## TASK DESCRIPTION
Extract each line bearing the word "утвержденного".

## DATA SHOWN
-*-

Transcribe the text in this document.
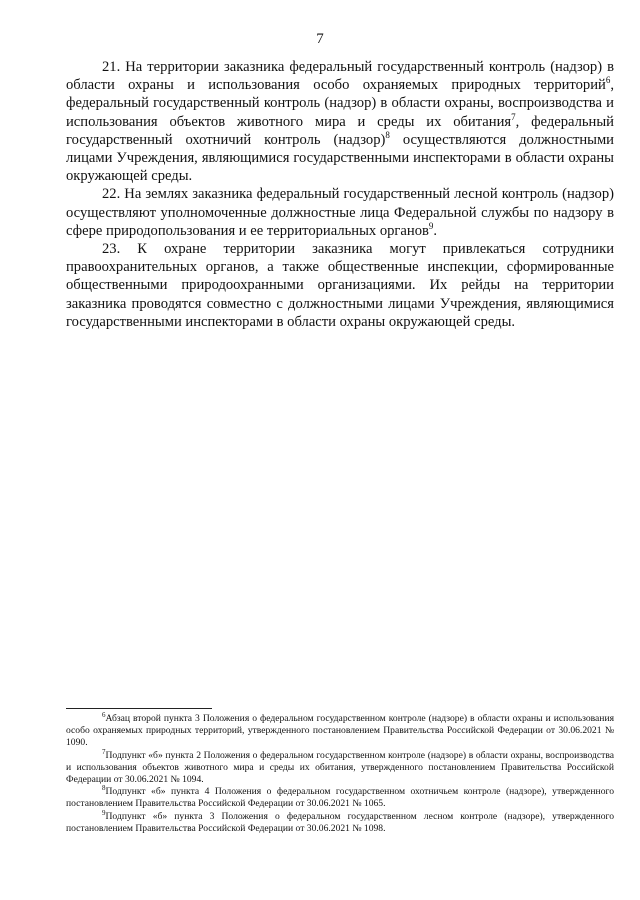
7

21. На территории заказника федеральный государственный контроль (надзор) в области охраны и использования особо охраняемых природных территорий$^6$, федеральный государственный контроль (надзор) в области охраны, воспроизводства и использования объектов животного мира и среды их обитания$^7$, федеральный государственный охотничий контроль (надзор)$^8$ осуществляются должностными лицами Учреждения, являющимися государственными инспекторами в области охраны окружающей среды.

22. На землях заказника федеральный государственный лесной контроль (надзор) осуществляют уполномоченные должностные лица Федеральной службы по надзору в сфере природопользования и ее территориальных органов$^9$.

23. К охране территории заказника могут привлекаться сотрудники правоохранительных органов, а также общественные инспекции, сформированные общественными природоохранными организациями. Их рейды на территории заказника проводятся совместно с должностными лицами Учреждения, являющимися государственными инспекторами в области охраны окружающей среды.

$^6$Абзац второй пункта 3 Положения о федеральном государственном контроле (надзоре) в области охраны и использования особо охраняемых природных территорий, утвержденного постановлением Правительства Российской Федерации от 30.06.2021 № 1090.

$^7$Подпункт «б» пункта 2 Положения о федеральном государственном контроле (надзоре) в области охраны, воспроизводства и использования объектов животного мира и среды их обитания, утвержденного постановлением Правительства Российской Федерации от 30.06.2021 № 1094.

$^8$Подпункт «б» пункта 4 Положения о федеральном государственном охотничьем контроле (надзоре), утвержденного постановлением Правительства Российской Федерации от 30.06.2021 № 1065.

$^9$Подпункт «б» пункта 3 Положения о федеральном государственном лесном контроле (надзоре), утвержденного постановлением Правительства Российской Федерации от 30.06.2021 № 1098.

-*-

## OUTPUT FOR THIS EXERCISE
$^6$Абзац второй пункта 3 Положения о федеральном государственном контроле (надзоре) в области охраны и использования особо охраняемых природных территорий, утвержденного постановлением Правительства Российской Федерации от 30.06.2021 № 1090.
$^7$Подпункт «б» пункта 2 Положения о федеральном государственном контроле (надзоре) в области охраны, воспроизводства и использования объектов животного мира и среды их обитания, утвержденного постановлением Правительства Российской Федерации от 30.06.2021 № 1094.
$^8$Подпункт «б» пункта 4 Положения о федеральном государственном охотничьем контроле (надзоре), утвержденного постановлением Правительства Российской Федерации от 30.06.2021 № 1065.
$^9$Подпункт «б» пункта 3 Положения о федеральном государственном лесном контроле (надзоре), утвержденного постановлением Правительства Российской Федерации от 30.06.2021 № 1098.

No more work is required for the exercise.